---------- GIVEN DATA ----------

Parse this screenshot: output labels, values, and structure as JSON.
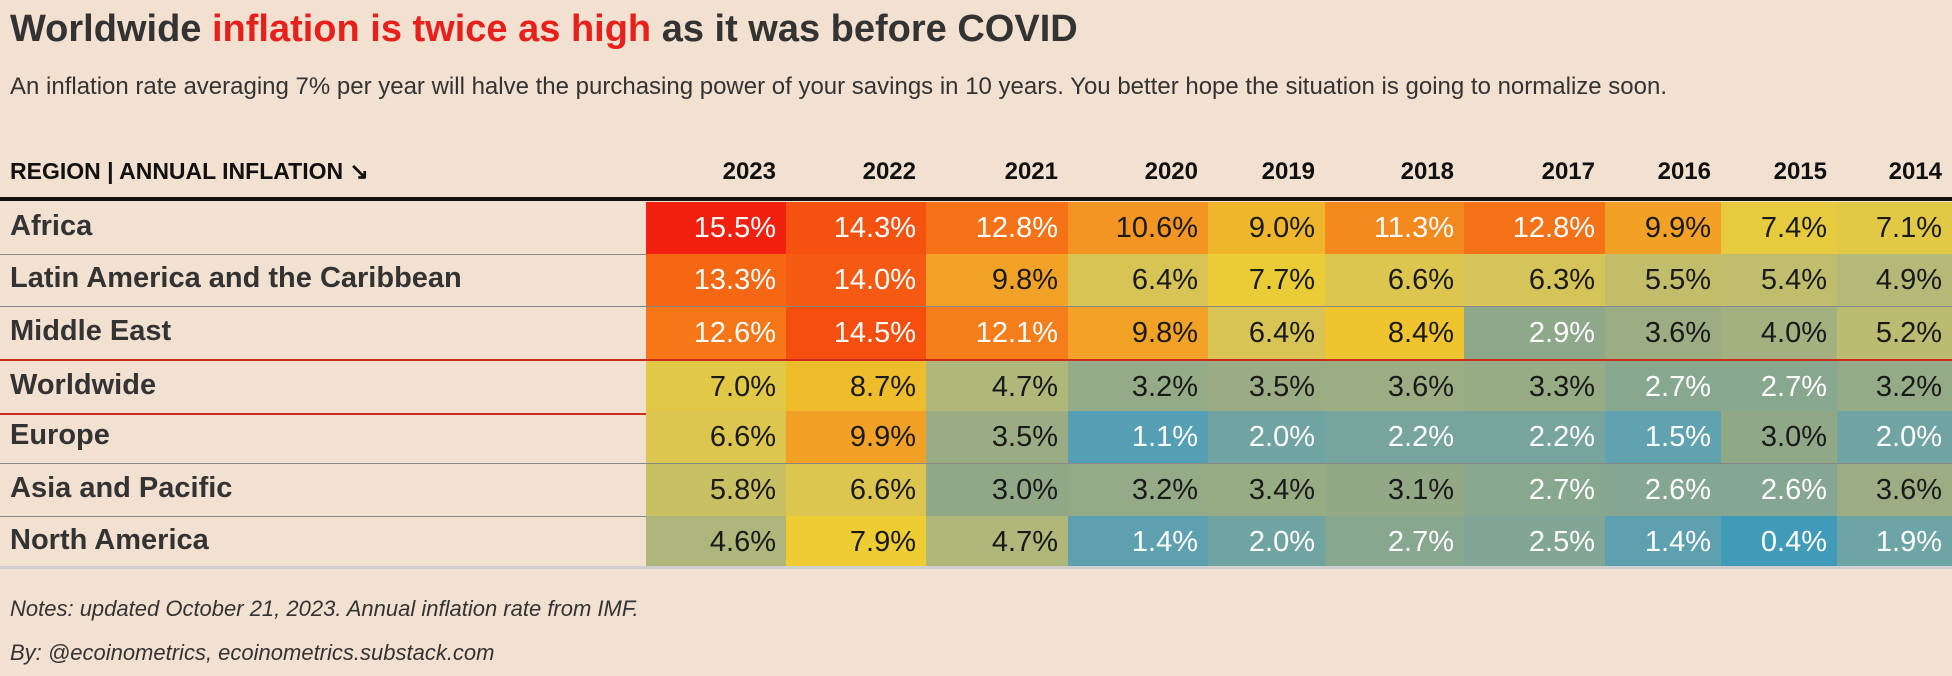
{
  "title": {
    "part1": "Worldwide ",
    "highlight": "inflation is twice as high",
    "part2": " as it was before COVID"
  },
  "subtitle": "An inflation rate averaging 7% per year will halve the purchasing power of your savings in 10 years. You better hope the situation is going to normalize soon.",
  "colors": {
    "background": "#f2e0d0",
    "highlight": "#e8201c",
    "worldwide_border": "#cc2a1a",
    "header_rule": "#111111"
  },
  "chart_data": {
    "type": "table",
    "column_header": "REGION | ANNUAL INFLATION ↘",
    "years": [
      "2023",
      "2022",
      "2021",
      "2020",
      "2019",
      "2018",
      "2017",
      "2016",
      "2015",
      "2014"
    ],
    "highlighted_row": "Worldwide",
    "rows": [
      {
        "region": "Africa",
        "values": [
          "15.5%",
          "14.3%",
          "12.8%",
          "10.6%",
          "9.0%",
          "11.3%",
          "12.8%",
          "9.9%",
          "7.4%",
          "7.1%"
        ]
      },
      {
        "region": "Latin America and the Caribbean",
        "values": [
          "13.3%",
          "14.0%",
          "9.8%",
          "6.4%",
          "7.7%",
          "6.6%",
          "6.3%",
          "5.5%",
          "5.4%",
          "4.9%"
        ]
      },
      {
        "region": "Middle East",
        "values": [
          "12.6%",
          "14.5%",
          "12.1%",
          "9.8%",
          "6.4%",
          "8.4%",
          "2.9%",
          "3.6%",
          "4.0%",
          "5.2%"
        ]
      },
      {
        "region": "Worldwide",
        "values": [
          "7.0%",
          "8.7%",
          "4.7%",
          "3.2%",
          "3.5%",
          "3.6%",
          "3.3%",
          "2.7%",
          "2.7%",
          "3.2%"
        ]
      },
      {
        "region": "Europe",
        "values": [
          "6.6%",
          "9.9%",
          "3.5%",
          "1.1%",
          "2.0%",
          "2.2%",
          "2.2%",
          "1.5%",
          "3.0%",
          "2.0%"
        ]
      },
      {
        "region": "Asia and Pacific",
        "values": [
          "5.8%",
          "6.6%",
          "3.0%",
          "3.2%",
          "3.4%",
          "3.1%",
          "2.7%",
          "2.6%",
          "2.6%",
          "3.6%"
        ]
      },
      {
        "region": "North America",
        "values": [
          "4.6%",
          "7.9%",
          "4.7%",
          "1.4%",
          "2.0%",
          "2.7%",
          "2.5%",
          "1.4%",
          "0.4%",
          "1.9%"
        ]
      }
    ]
  },
  "footer": {
    "notes": "Notes: updated October 21, 2023. Annual inflation rate from IMF.",
    "byline": "By: @ecoinometrics, ecoinometrics.substack.com"
  }
}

----------

PROBLEM: Each record above should be copied character for character, with pictures dropped.

FULL RESPONSE:
Parse this screenshot: output labels, values, and structure as JSON.
{
  "title": {
    "part1": "Worldwide ",
    "highlight": "inflation is twice as high",
    "part2": " as it was before COVID"
  },
  "subtitle": "An inflation rate averaging 7% per year will halve the purchasing power of your savings in 10 years. You better hope the situation is going to normalize soon.",
  "colors": {
    "background": "#f2e0d0",
    "highlight": "#e8201c",
    "worldwide_border": "#cc2a1a",
    "header_rule": "#111111"
  },
  "chart_data": {
    "type": "table",
    "column_header": "REGION | ANNUAL INFLATION ↘",
    "years": [
      "2023",
      "2022",
      "2021",
      "2020",
      "2019",
      "2018",
      "2017",
      "2016",
      "2015",
      "2014"
    ],
    "highlighted_row": "Worldwide",
    "rows": [
      {
        "region": "Africa",
        "values": [
          "15.5%",
          "14.3%",
          "12.8%",
          "10.6%",
          "9.0%",
          "11.3%",
          "12.8%",
          "9.9%",
          "7.4%",
          "7.1%"
        ]
      },
      {
        "region": "Latin America and the Caribbean",
        "values": [
          "13.3%",
          "14.0%",
          "9.8%",
          "6.4%",
          "7.7%",
          "6.6%",
          "6.3%",
          "5.5%",
          "5.4%",
          "4.9%"
        ]
      },
      {
        "region": "Middle East",
        "values": [
          "12.6%",
          "14.5%",
          "12.1%",
          "9.8%",
          "6.4%",
          "8.4%",
          "2.9%",
          "3.6%",
          "4.0%",
          "5.2%"
        ]
      },
      {
        "region": "Worldwide",
        "values": [
          "7.0%",
          "8.7%",
          "4.7%",
          "3.2%",
          "3.5%",
          "3.6%",
          "3.3%",
          "2.7%",
          "2.7%",
          "3.2%"
        ]
      },
      {
        "region": "Europe",
        "values": [
          "6.6%",
          "9.9%",
          "3.5%",
          "1.1%",
          "2.0%",
          "2.2%",
          "2.2%",
          "1.5%",
          "3.0%",
          "2.0%"
        ]
      },
      {
        "region": "Asia and Pacific",
        "values": [
          "5.8%",
          "6.6%",
          "3.0%",
          "3.2%",
          "3.4%",
          "3.1%",
          "2.7%",
          "2.6%",
          "2.6%",
          "3.6%"
        ]
      },
      {
        "region": "North America",
        "values": [
          "4.6%",
          "7.9%",
          "4.7%",
          "1.4%",
          "2.0%",
          "2.7%",
          "2.5%",
          "1.4%",
          "0.4%",
          "1.9%"
        ]
      }
    ]
  },
  "footer": {
    "notes": "Notes: updated October 21, 2023. Annual inflation rate from IMF.",
    "byline": "By: @ecoinometrics, ecoinometrics.substack.com"
  }
}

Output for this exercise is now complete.